THE INPUT

------------

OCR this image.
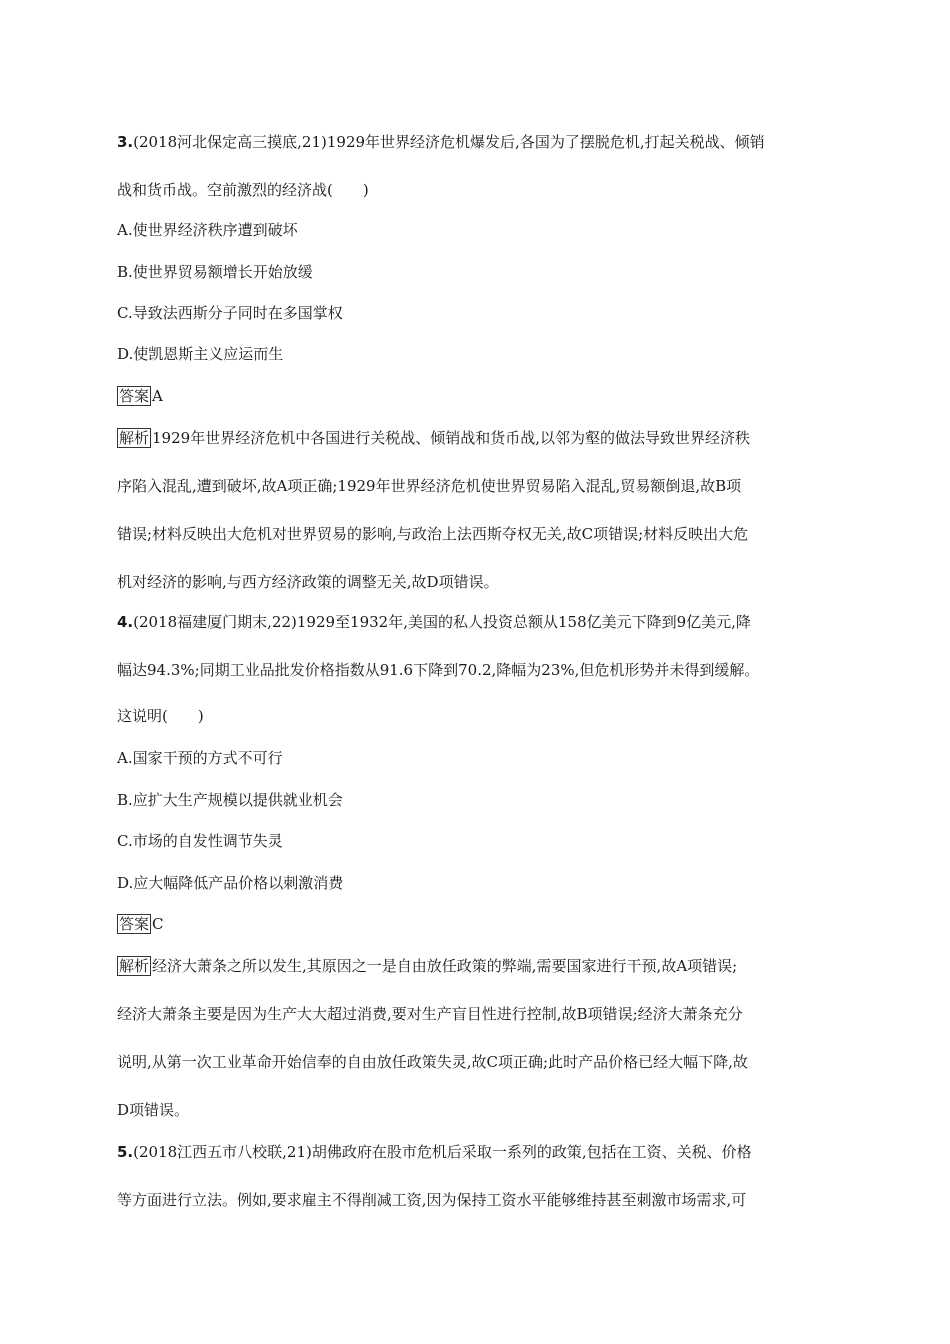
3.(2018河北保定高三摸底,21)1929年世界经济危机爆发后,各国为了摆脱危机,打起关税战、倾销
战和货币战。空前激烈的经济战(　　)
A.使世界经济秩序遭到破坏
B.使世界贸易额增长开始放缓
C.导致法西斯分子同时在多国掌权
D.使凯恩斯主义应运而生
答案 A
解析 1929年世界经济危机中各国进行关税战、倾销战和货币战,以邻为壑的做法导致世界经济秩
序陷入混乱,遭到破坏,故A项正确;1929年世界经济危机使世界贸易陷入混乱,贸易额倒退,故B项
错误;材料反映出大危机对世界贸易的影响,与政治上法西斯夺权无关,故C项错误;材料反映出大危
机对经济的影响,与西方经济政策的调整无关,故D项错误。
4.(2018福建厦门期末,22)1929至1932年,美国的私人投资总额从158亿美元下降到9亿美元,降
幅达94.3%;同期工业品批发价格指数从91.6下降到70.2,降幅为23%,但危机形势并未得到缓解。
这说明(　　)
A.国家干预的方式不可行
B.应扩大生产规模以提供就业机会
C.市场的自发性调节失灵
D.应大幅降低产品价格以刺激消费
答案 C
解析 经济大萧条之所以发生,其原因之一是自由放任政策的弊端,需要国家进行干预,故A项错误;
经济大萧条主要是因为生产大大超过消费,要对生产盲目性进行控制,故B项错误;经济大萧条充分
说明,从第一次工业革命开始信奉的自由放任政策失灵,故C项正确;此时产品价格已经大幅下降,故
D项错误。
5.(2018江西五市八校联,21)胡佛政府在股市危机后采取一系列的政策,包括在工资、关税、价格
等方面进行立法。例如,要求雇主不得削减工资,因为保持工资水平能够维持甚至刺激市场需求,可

------------

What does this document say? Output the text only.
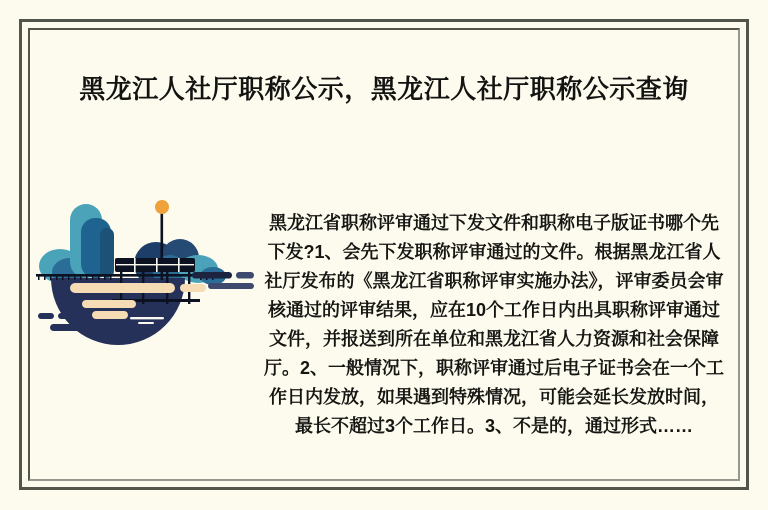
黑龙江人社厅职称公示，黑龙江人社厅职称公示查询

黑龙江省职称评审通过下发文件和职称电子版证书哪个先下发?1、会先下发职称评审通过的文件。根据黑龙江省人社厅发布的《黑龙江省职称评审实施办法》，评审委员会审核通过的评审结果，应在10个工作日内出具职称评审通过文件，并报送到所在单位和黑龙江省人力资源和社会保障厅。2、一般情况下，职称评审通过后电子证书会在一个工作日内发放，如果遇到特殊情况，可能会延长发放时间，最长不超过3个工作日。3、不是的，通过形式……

------------

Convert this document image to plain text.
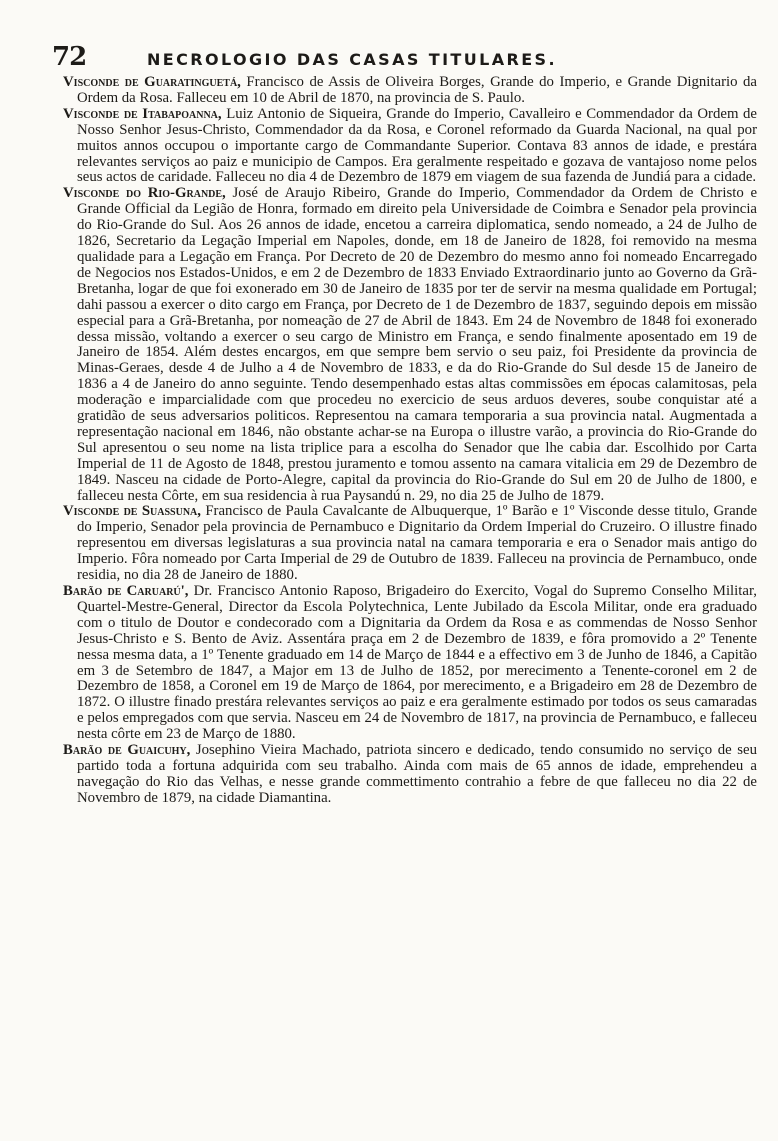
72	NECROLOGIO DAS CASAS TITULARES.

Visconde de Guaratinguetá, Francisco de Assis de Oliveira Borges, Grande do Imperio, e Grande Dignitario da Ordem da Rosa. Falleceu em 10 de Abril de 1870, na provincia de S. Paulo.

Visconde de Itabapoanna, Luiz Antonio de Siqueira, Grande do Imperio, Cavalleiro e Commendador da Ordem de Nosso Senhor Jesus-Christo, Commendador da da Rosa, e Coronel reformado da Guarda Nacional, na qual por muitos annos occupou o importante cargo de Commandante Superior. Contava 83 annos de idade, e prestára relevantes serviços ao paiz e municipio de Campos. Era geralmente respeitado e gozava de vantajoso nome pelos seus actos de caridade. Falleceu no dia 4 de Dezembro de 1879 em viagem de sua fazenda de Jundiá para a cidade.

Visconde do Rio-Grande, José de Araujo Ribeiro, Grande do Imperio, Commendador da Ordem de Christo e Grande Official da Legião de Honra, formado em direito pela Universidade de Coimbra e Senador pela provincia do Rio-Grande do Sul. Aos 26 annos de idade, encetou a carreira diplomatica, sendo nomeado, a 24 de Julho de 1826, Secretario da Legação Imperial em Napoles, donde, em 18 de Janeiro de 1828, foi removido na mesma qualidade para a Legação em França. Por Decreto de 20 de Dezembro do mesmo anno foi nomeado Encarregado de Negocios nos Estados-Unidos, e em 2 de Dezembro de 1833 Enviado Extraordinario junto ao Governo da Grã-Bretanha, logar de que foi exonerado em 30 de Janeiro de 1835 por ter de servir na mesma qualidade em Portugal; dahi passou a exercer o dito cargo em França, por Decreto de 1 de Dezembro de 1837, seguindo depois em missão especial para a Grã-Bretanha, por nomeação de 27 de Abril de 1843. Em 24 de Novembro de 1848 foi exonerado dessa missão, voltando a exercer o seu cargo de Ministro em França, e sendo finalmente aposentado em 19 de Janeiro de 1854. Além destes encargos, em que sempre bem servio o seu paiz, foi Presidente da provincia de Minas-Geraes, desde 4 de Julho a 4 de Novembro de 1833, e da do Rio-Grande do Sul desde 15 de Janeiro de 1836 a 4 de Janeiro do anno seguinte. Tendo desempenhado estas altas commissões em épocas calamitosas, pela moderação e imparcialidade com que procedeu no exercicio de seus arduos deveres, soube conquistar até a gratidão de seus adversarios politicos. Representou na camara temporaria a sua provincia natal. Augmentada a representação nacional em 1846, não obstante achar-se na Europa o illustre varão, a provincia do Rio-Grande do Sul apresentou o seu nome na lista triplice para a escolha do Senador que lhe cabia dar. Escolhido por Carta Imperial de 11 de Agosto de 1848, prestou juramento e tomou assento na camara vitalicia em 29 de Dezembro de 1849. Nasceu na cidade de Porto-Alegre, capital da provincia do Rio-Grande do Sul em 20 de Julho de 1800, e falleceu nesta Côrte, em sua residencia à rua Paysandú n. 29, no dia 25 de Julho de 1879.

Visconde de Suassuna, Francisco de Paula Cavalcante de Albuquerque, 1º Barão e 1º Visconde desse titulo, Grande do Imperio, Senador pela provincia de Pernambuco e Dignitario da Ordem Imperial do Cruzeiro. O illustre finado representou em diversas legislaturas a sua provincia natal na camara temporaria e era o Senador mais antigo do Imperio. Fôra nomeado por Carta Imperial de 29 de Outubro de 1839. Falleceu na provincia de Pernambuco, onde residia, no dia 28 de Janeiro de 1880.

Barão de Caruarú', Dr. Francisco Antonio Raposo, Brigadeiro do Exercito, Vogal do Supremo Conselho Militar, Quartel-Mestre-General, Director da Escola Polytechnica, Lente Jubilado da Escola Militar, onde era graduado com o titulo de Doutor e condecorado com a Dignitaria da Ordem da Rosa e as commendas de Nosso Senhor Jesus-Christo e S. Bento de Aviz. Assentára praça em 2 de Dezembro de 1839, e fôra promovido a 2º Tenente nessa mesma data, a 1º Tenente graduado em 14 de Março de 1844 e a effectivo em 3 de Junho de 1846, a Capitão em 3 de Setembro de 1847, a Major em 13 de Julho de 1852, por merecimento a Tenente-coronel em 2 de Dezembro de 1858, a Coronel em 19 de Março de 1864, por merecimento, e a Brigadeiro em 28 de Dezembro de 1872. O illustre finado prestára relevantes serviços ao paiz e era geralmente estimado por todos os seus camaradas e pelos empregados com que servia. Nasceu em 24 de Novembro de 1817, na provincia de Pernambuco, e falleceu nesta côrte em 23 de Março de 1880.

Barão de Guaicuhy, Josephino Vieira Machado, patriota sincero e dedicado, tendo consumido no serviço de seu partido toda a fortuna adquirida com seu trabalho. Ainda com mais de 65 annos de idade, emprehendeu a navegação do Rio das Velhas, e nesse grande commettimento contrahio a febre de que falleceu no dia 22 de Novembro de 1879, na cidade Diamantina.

------------

PROMPT
Report only the number of lines in the data above that contain "image".

SOLUTION TO THIS EXERCISE
2